## SET EXERCISE
Keep only those lines of the records that include the string "place".
[START]
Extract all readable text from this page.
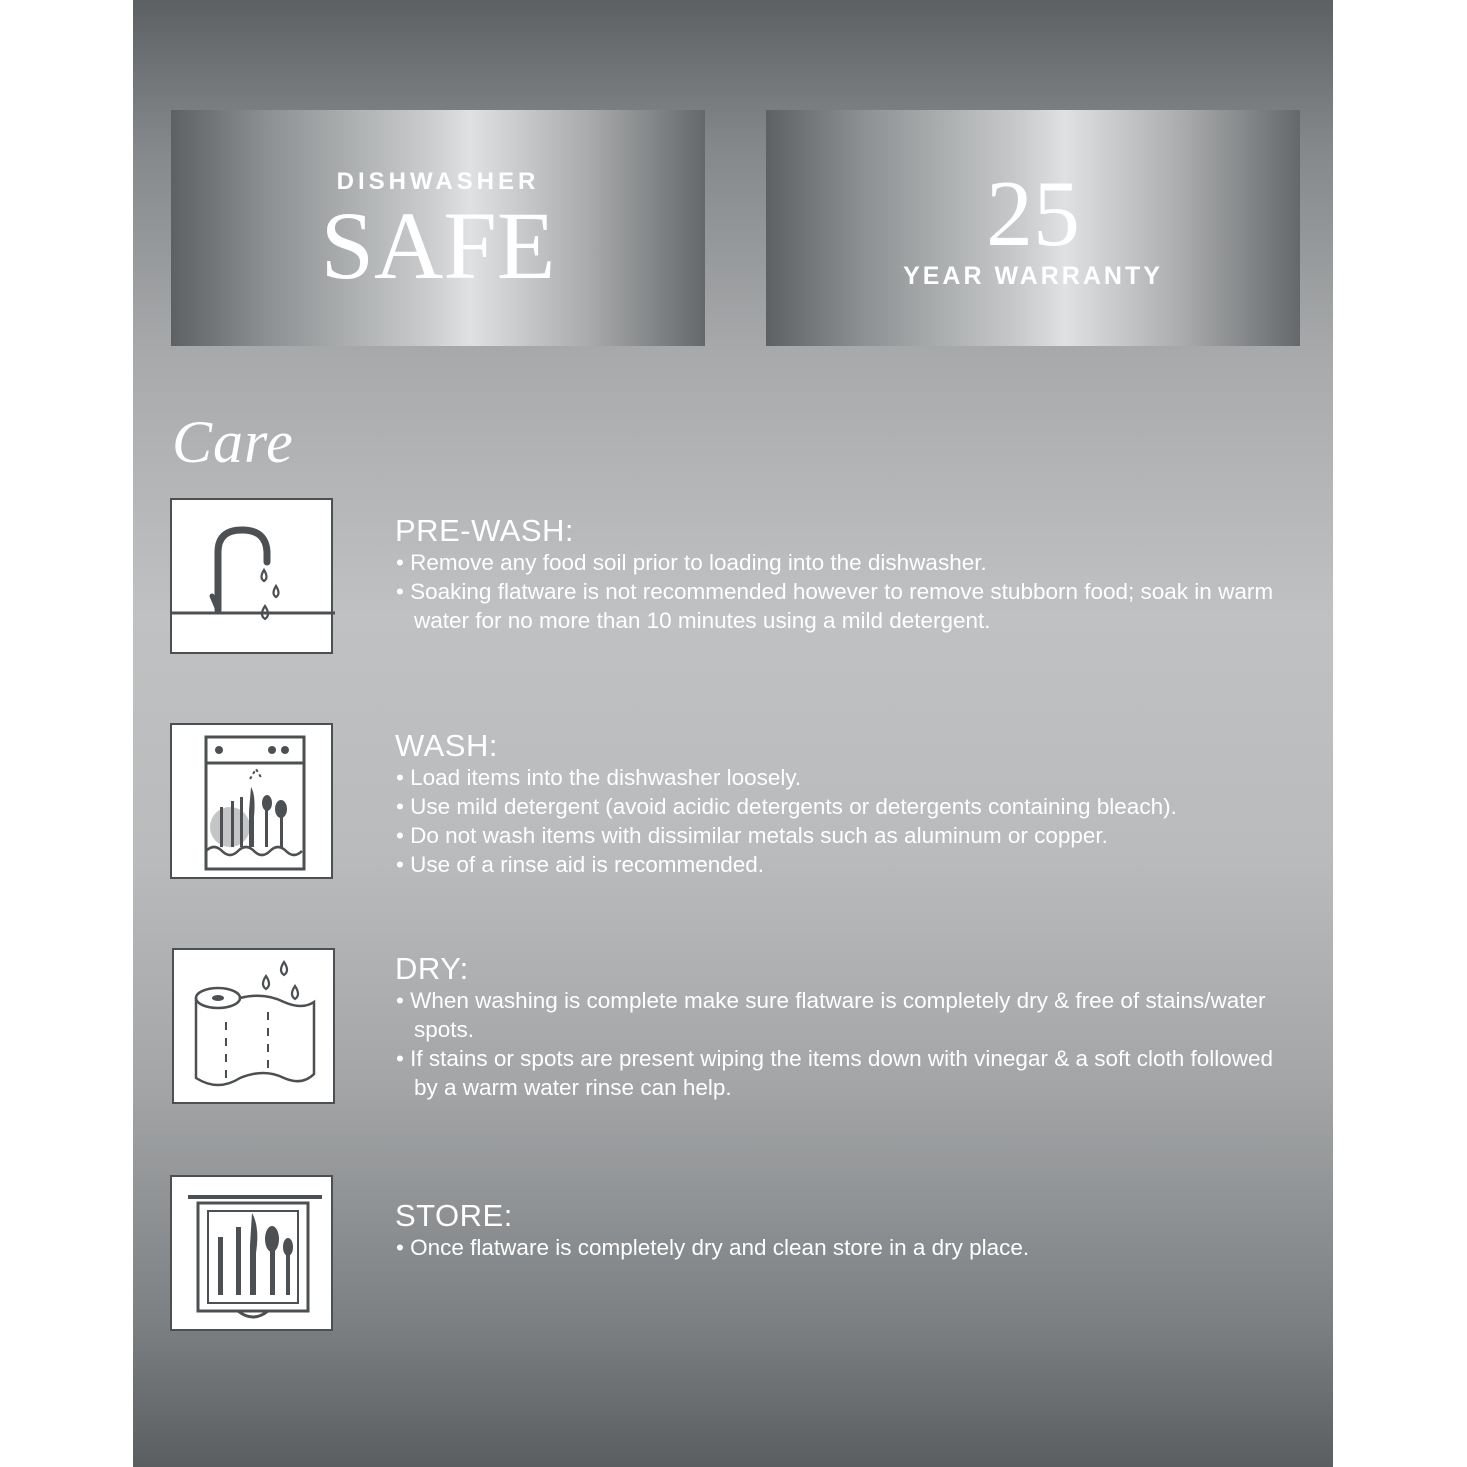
DISHWASHER
SAFE	25
YEAR WARRANTY
Care
PRE-WASH:
• Remove any food soil prior to loading into the dishwasher.
• Soaking flatware is not recommended however to remove stubborn food; soak in warm water for no more than 10 minutes using a mild detergent.
WASH:
• Load items into the dishwasher loosely.
• Use mild detergent (avoid acidic detergents or detergents containing bleach).
• Do not wash items with dissimilar metals such as aluminum or copper.
• Use of a rinse aid is recommended.
DRY:
• When washing is complete make sure flatware is completely dry & free of stains/water spots.
• If stains or spots are present wiping the items down with vinegar & a soft cloth followed by a warm water rinse can help.
STORE:
• Once flatware is completely dry and clean store in a dry place.
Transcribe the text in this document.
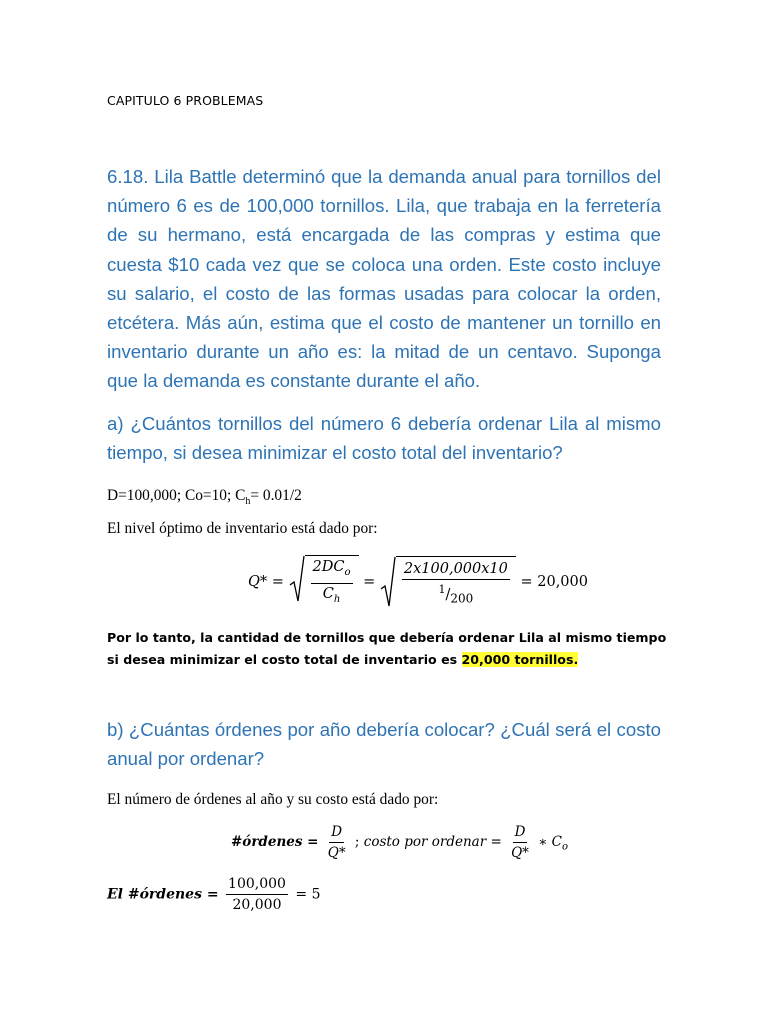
CAPITULO 6 PROBLEMAS
6.18. Lila Battle determinó que la demanda anual para tornillos del número 6 es de 100,000 tornillos. Lila, que trabaja en la ferretería de su hermano, está encargada de las compras y estima que cuesta $10 cada vez que se coloca una orden. Este costo incluye su salario, el costo de las formas usadas para colocar la orden, etcétera. Más aún, estima que el costo de mantener un tornillo en inventario durante un año es: la mitad de un centavo. Suponga que la demanda es constante durante el año.
a) ¿Cuántos tornillos del número 6 debería ordenar Lila al mismo tiempo, si desea minimizar el costo total del inventario?
D=100,000; Co=10; $C_h= 0.01/2$
El nivel óptimo de inventario está dado por:
$Q* = \frac{2DC_o}{C_h} = \frac{2x100,000x10}{^1/_{200}} = 20,000$
Por lo tanto, la cantidad de tornillos que debería ordenar Lila al mismo tiempo si desea minimizar el costo total de inventario es 20,000 tornillos.
b) ¿Cuántas órdenes por año debería colocar? ¿Cuál será el costo anual por ordenar?
El número de órdenes al año y su costo está dado por:
#órdenes = $\frac{D}{Q*}$ ; costo por ordenar = $\frac{D}{Q*}$ ∗ $C_o$
El #órdenes = $\frac{100,000}{20,000} = 5$
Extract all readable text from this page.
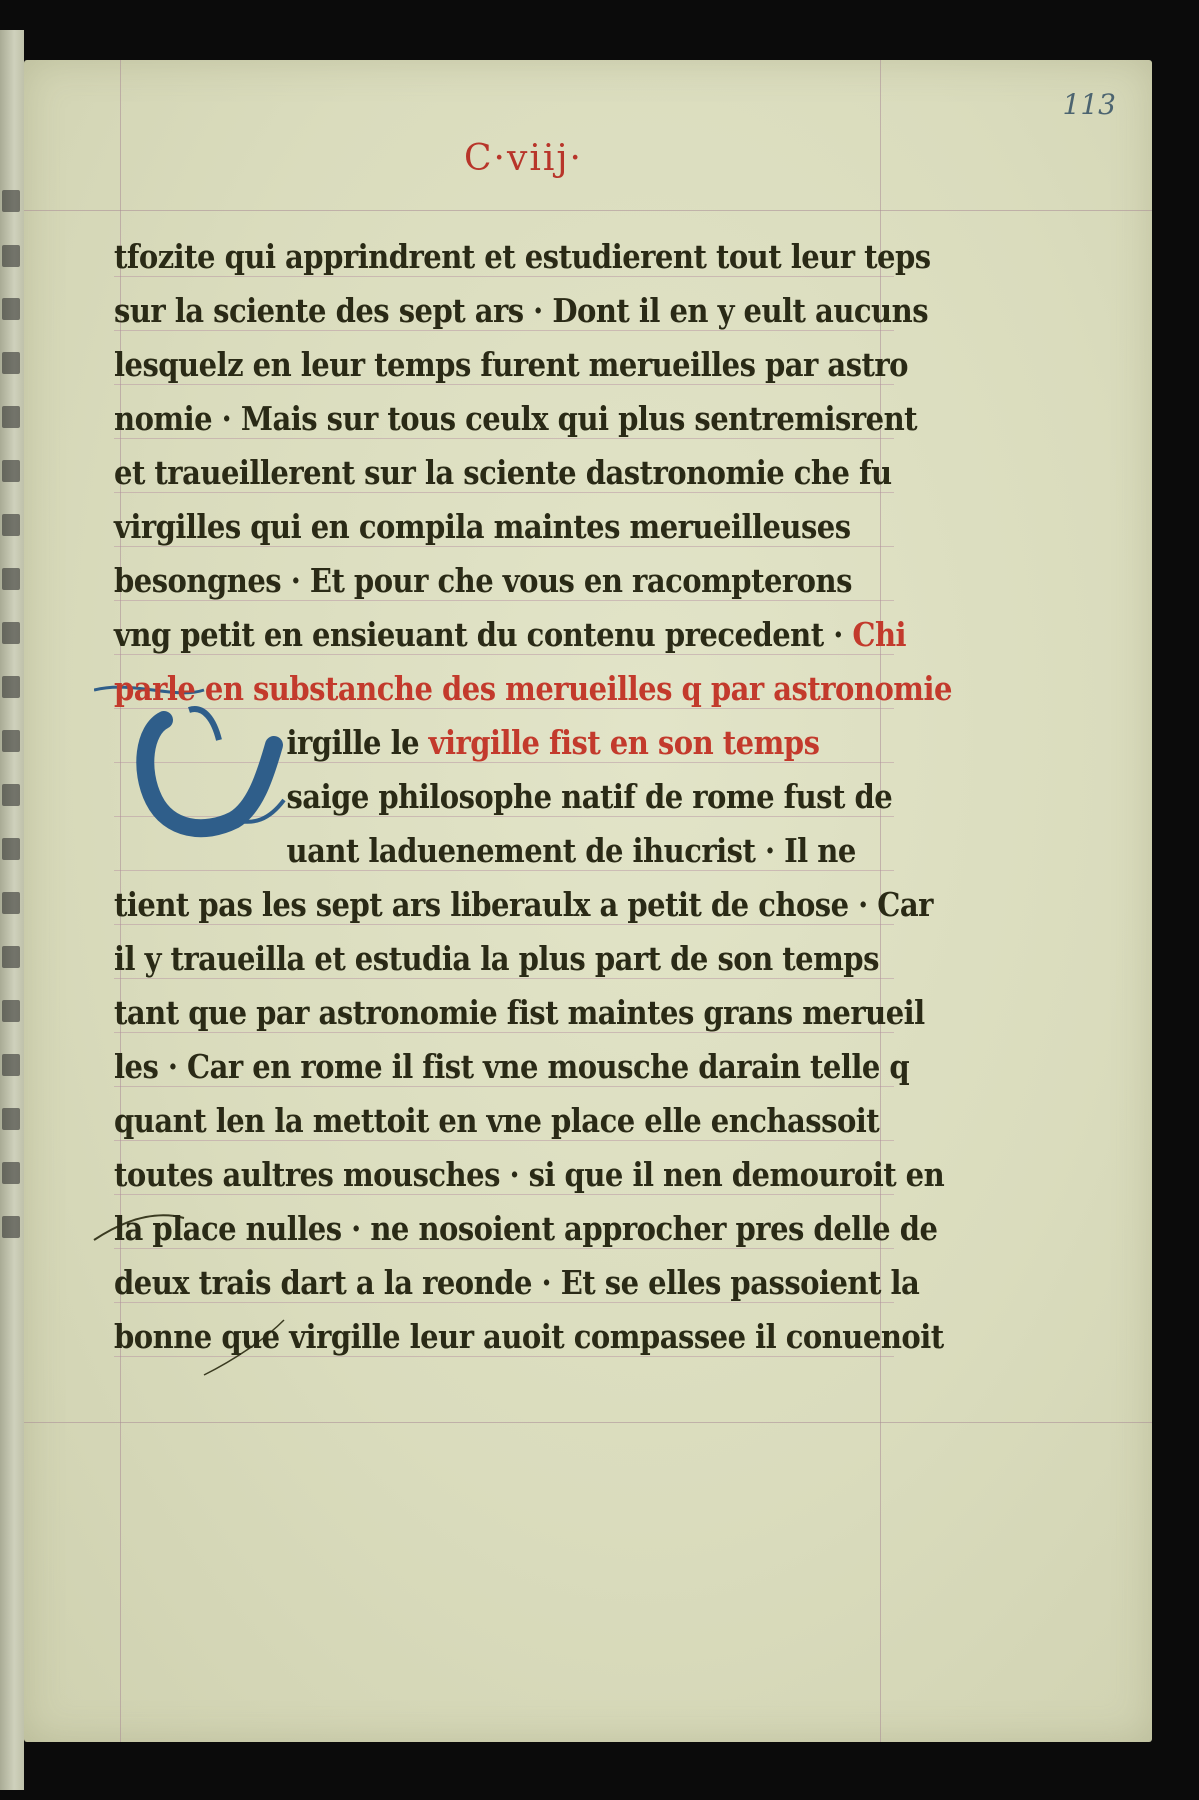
113
C·viij·
tfozite qui apprindrent et estudierent tout leur teps
sur la sciente des sept ars · Dont il en y eult aucuns
lesquelz en leur temps furent merueilles par astro
nomie · Mais sur tous ceulx qui plus sentremisrent
et traueillerent sur la sciente dastronomie che fu
virgilles qui en compila maintes merueilleuses
besongnes · Et pour che vous en racompterons
vng petit en ensieuant du contenu precedent · Chi
parle en substanche des merueilles q par astronomie
irgille le virgille fist en son temps
saige philosophe natif de rome fust de
uant laduenement de ihucrist · Il ne
tient pas les sept ars liberaulx a petit de chose · Car
il y traueilla et estudia la plus part de son temps
tant que par astronomie fist maintes grans merueil
les · Car en rome il fist vne mousche darain telle q
quant len la mettoit en vne place elle enchassoit
toutes aultres mousches · si que il nen demouroit en
la place nulles · ne nosoient approcher pres delle de
deux trais dart a la reonde · Et se elles passoient la
bonne que virgille leur auoit compassee il conuenoit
[END]
## SOLUTION
• Once flatware is completely dry and clean store in a dry place.
quant len la mettoit en vne place elle enchassoit
la place nulles · ne nosoient approcher pres delle de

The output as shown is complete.